:: Given request ::
Output solely the number of lines containing the string "JSON".

## BEGIN

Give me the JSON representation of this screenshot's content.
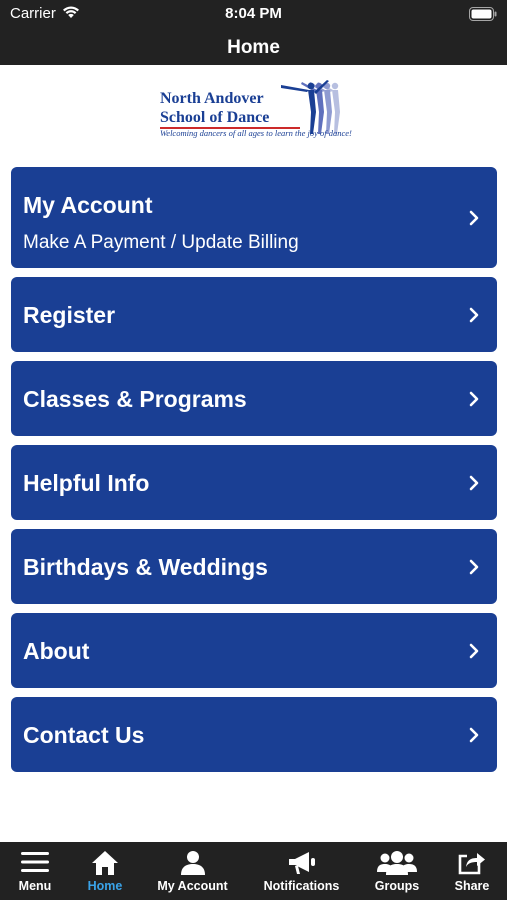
{
  "status_bar": {
    "carrier": "Carrier",
    "time": "8:04 PM"
  },
  "nav": {
    "title": "Home"
  },
  "logo": {
    "line1": "North Andover",
    "line2": "School of Dance",
    "tagline": "Welcoming dancers of all ages to learn the joy of dance!"
  },
  "menu": {
    "items": [
      {
        "label": "My Account",
        "sublabel": "Make A Payment / Update Billing"
      },
      {
        "label": "Register"
      },
      {
        "label": "Classes & Programs"
      },
      {
        "label": "Helpful Info"
      },
      {
        "label": "Birthdays & Weddings"
      },
      {
        "label": "About"
      },
      {
        "label": "Contact Us"
      }
    ]
  },
  "tabs": [
    {
      "label": "Menu",
      "icon": "hamburger-icon"
    },
    {
      "label": "Home",
      "icon": "home-icon",
      "active": true
    },
    {
      "label": "My Account",
      "icon": "user-icon"
    },
    {
      "label": "Notifications",
      "icon": "megaphone-icon"
    },
    {
      "label": "Groups",
      "icon": "group-icon"
    },
    {
      "label": "Share",
      "icon": "share-icon"
    }
  ],
  "colors": {
    "bar_background": "#222222",
    "menu_blue": "#1a3f94",
    "active_tab": "#3aa3e8",
    "logo_red": "#cc2a2a"
  }
}
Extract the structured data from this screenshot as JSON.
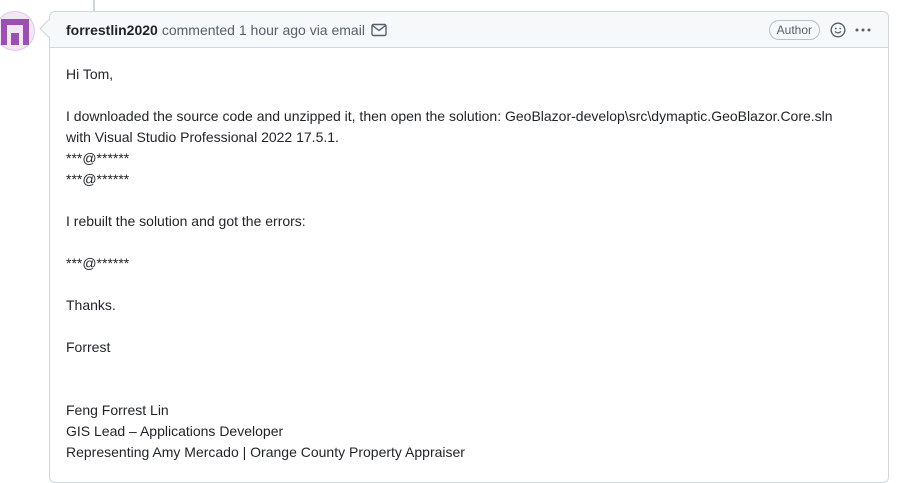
{
  "comment": {
    "author": "forrestlin2020",
    "meta": "commented 1 hour ago via email",
    "badge": "Author",
    "body": {
      "greeting": "Hi Tom,",
      "line1": "I downloaded the source code and unzipped it, then open the solution: GeoBlazor-develop\\src\\dymaptic.GeoBlazor.Core.sln",
      "line2": "with Visual Studio Professional 2022 17.5.1.",
      "redacted1": "***@******",
      "redacted2": "***@******",
      "line3": "I rebuilt the solution and got the errors:",
      "redacted3": "***@******",
      "thanks": "Thanks.",
      "signoff": "Forrest",
      "sig_name": "Feng Forrest Lin",
      "sig_title": "GIS Lead – Applications Developer",
      "sig_org": "Representing Amy Mercado | Orange County Property Appraiser"
    }
  },
  "icons": {
    "mail": "mail-icon",
    "emoji": "smiley-icon",
    "more": "kebab-horizontal-icon"
  },
  "colors": {
    "avatar": "#9b4fb0",
    "header_bg": "#f6f8fa",
    "border": "#d0d7de"
  }
}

## END

:: Written solution ::
2